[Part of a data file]
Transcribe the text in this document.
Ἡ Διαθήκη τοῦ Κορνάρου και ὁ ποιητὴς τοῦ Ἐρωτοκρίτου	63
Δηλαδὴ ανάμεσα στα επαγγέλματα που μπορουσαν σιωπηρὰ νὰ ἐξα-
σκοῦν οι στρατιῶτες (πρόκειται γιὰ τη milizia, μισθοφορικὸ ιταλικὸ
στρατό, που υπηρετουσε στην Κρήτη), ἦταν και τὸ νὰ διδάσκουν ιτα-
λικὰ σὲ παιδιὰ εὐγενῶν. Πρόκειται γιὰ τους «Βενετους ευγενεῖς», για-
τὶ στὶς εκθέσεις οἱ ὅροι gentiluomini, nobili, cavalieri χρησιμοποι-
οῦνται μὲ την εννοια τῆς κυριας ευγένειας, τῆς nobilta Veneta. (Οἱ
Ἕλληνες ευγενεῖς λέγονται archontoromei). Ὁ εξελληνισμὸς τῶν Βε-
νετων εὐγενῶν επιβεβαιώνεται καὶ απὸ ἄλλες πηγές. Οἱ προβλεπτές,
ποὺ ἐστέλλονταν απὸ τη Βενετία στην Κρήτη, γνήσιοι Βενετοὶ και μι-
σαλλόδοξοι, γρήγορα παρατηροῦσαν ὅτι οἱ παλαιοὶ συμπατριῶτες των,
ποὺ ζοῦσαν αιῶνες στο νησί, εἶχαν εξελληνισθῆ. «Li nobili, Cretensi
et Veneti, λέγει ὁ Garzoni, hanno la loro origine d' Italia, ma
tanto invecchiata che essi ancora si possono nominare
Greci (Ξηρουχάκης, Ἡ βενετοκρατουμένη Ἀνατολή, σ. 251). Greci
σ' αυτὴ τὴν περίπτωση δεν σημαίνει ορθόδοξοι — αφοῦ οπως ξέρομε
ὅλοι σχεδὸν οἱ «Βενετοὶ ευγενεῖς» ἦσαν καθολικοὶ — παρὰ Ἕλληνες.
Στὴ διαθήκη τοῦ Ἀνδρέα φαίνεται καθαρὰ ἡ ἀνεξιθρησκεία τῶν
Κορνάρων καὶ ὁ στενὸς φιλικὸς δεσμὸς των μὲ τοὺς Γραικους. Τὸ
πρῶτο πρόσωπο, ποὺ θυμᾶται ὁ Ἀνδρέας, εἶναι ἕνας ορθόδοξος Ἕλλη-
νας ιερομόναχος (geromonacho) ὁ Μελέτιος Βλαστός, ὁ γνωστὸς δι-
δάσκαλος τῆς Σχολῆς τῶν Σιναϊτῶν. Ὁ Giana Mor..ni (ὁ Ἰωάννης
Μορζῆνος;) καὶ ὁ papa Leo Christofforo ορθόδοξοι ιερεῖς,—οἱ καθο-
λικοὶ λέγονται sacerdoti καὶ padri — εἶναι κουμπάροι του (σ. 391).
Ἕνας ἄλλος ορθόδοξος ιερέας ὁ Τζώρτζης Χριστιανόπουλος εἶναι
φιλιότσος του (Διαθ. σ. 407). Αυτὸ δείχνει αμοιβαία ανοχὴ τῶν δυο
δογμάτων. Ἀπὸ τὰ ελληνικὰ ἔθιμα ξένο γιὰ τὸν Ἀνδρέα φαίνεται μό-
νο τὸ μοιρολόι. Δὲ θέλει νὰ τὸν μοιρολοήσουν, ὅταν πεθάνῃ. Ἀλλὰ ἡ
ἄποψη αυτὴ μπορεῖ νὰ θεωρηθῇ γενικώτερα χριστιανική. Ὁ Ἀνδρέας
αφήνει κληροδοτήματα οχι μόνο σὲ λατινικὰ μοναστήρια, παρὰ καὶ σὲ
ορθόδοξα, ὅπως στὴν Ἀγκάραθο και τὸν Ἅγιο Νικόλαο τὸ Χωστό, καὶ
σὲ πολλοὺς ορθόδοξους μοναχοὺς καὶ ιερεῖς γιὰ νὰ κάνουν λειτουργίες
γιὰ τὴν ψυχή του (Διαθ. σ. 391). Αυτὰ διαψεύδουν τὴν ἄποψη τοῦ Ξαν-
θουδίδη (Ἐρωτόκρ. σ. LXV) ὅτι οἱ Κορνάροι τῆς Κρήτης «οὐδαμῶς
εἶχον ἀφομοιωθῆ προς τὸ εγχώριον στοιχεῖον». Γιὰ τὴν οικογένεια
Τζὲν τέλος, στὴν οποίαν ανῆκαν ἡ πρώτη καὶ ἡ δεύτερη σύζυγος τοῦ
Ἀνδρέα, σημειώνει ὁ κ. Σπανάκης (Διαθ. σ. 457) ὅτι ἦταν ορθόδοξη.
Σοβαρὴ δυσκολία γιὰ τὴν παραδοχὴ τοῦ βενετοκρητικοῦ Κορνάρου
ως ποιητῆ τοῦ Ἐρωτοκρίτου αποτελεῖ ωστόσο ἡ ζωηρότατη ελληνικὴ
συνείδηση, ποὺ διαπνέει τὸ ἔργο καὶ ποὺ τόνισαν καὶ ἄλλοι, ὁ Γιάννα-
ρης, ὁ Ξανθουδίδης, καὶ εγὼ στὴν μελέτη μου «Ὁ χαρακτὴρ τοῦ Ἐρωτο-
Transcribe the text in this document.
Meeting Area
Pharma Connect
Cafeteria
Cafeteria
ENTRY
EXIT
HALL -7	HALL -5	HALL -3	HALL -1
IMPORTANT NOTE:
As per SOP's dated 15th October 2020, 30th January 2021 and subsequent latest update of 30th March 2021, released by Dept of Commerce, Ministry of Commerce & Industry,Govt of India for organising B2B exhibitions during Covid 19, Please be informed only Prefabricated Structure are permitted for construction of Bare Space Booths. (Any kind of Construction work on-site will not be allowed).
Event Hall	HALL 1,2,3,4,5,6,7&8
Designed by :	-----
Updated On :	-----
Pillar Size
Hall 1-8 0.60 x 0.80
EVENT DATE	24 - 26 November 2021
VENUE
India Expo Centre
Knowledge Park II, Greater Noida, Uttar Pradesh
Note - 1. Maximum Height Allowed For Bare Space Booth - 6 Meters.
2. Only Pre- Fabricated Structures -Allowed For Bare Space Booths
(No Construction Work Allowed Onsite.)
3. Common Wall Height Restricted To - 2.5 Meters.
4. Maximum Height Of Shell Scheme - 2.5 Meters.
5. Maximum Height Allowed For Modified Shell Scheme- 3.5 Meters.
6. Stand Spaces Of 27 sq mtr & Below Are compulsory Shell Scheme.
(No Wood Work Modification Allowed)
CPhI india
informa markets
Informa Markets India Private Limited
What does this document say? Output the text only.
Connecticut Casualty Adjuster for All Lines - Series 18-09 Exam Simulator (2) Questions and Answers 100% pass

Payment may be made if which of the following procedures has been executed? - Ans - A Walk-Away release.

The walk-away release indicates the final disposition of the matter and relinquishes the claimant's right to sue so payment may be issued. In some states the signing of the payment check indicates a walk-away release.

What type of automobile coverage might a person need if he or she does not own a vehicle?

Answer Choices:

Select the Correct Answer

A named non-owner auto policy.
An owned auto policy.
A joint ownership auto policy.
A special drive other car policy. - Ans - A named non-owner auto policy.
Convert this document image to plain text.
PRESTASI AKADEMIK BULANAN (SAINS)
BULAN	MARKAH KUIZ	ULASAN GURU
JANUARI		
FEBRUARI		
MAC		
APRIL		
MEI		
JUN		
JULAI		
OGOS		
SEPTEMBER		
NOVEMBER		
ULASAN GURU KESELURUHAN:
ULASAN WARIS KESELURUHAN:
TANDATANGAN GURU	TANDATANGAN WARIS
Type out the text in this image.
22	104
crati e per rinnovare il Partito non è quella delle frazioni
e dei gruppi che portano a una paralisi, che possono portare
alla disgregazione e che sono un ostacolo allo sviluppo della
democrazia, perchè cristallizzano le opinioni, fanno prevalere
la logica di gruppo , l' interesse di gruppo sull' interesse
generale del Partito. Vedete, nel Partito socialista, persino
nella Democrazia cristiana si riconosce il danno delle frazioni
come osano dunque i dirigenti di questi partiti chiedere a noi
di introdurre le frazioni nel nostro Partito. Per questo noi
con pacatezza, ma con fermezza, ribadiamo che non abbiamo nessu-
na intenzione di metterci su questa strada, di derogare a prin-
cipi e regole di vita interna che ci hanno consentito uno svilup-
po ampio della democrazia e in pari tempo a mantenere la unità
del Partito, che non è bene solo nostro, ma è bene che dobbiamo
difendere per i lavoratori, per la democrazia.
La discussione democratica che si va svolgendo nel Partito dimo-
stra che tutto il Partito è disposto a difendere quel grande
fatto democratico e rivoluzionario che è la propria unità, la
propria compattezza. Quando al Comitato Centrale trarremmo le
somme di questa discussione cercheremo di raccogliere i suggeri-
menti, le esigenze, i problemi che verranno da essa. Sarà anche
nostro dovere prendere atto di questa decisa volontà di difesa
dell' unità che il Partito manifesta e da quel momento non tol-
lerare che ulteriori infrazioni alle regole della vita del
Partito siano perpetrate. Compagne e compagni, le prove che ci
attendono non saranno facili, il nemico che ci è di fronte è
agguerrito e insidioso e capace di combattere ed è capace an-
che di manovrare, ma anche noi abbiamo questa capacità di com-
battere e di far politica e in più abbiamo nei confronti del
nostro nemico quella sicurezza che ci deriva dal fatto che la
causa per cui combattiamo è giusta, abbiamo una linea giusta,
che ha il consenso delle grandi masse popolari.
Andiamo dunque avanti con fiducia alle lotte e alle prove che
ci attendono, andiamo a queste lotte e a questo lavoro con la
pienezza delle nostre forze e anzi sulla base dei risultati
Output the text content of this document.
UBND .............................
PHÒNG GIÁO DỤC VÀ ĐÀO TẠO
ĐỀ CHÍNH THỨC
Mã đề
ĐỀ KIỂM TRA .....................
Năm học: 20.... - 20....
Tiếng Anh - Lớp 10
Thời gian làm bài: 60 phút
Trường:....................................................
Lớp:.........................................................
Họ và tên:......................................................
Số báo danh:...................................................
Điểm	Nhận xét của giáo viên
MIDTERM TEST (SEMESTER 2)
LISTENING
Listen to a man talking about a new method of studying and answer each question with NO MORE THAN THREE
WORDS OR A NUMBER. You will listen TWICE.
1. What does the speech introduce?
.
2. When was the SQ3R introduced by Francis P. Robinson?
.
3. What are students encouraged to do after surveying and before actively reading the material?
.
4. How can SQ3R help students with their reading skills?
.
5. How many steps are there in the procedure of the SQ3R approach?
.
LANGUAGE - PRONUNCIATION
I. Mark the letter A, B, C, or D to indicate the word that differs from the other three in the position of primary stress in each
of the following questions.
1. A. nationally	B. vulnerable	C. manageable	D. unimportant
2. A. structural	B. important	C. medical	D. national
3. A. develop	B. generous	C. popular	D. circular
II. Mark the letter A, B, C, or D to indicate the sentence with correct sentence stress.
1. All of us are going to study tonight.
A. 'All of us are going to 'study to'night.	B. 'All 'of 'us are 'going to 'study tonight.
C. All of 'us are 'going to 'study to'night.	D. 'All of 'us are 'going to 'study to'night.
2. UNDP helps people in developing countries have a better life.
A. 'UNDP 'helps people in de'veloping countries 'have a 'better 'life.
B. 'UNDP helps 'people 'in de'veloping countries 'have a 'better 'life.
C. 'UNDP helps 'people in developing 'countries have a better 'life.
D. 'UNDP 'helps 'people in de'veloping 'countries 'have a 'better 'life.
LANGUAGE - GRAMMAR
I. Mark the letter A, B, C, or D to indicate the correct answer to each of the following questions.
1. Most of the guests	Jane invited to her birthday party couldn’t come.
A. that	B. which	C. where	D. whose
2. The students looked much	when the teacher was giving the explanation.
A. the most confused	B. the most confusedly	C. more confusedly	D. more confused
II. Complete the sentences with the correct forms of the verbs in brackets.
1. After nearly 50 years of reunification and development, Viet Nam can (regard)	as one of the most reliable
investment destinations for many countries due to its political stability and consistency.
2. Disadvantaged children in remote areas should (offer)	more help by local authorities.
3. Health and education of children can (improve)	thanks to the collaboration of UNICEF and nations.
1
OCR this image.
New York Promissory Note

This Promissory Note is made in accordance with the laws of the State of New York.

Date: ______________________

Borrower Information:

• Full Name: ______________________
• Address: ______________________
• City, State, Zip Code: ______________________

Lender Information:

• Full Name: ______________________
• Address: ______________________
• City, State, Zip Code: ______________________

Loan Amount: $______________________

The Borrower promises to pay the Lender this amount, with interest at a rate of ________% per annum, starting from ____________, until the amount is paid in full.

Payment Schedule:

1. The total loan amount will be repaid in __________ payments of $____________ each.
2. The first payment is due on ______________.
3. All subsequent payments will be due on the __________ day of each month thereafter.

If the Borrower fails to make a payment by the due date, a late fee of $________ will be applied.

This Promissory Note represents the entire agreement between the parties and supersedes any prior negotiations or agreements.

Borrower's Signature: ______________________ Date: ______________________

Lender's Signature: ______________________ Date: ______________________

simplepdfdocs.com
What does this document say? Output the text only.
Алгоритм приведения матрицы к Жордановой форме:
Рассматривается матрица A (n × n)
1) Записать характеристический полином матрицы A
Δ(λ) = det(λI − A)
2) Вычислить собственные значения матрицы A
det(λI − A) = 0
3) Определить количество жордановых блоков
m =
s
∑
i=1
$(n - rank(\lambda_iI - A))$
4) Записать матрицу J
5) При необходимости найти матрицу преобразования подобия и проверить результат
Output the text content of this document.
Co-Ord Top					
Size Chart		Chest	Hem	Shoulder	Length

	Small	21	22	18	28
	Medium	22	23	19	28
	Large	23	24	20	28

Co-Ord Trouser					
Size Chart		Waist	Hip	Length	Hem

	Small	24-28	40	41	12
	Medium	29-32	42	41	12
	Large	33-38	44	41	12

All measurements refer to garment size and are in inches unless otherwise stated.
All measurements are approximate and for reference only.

◆ PROBLEM STATEMENT
Return every line containing "WARIS".

◆ THE REPLY
ULASAN WARIS KESELURUHAN:
TANDATANGAN GURU	TANDATANGAN WARIS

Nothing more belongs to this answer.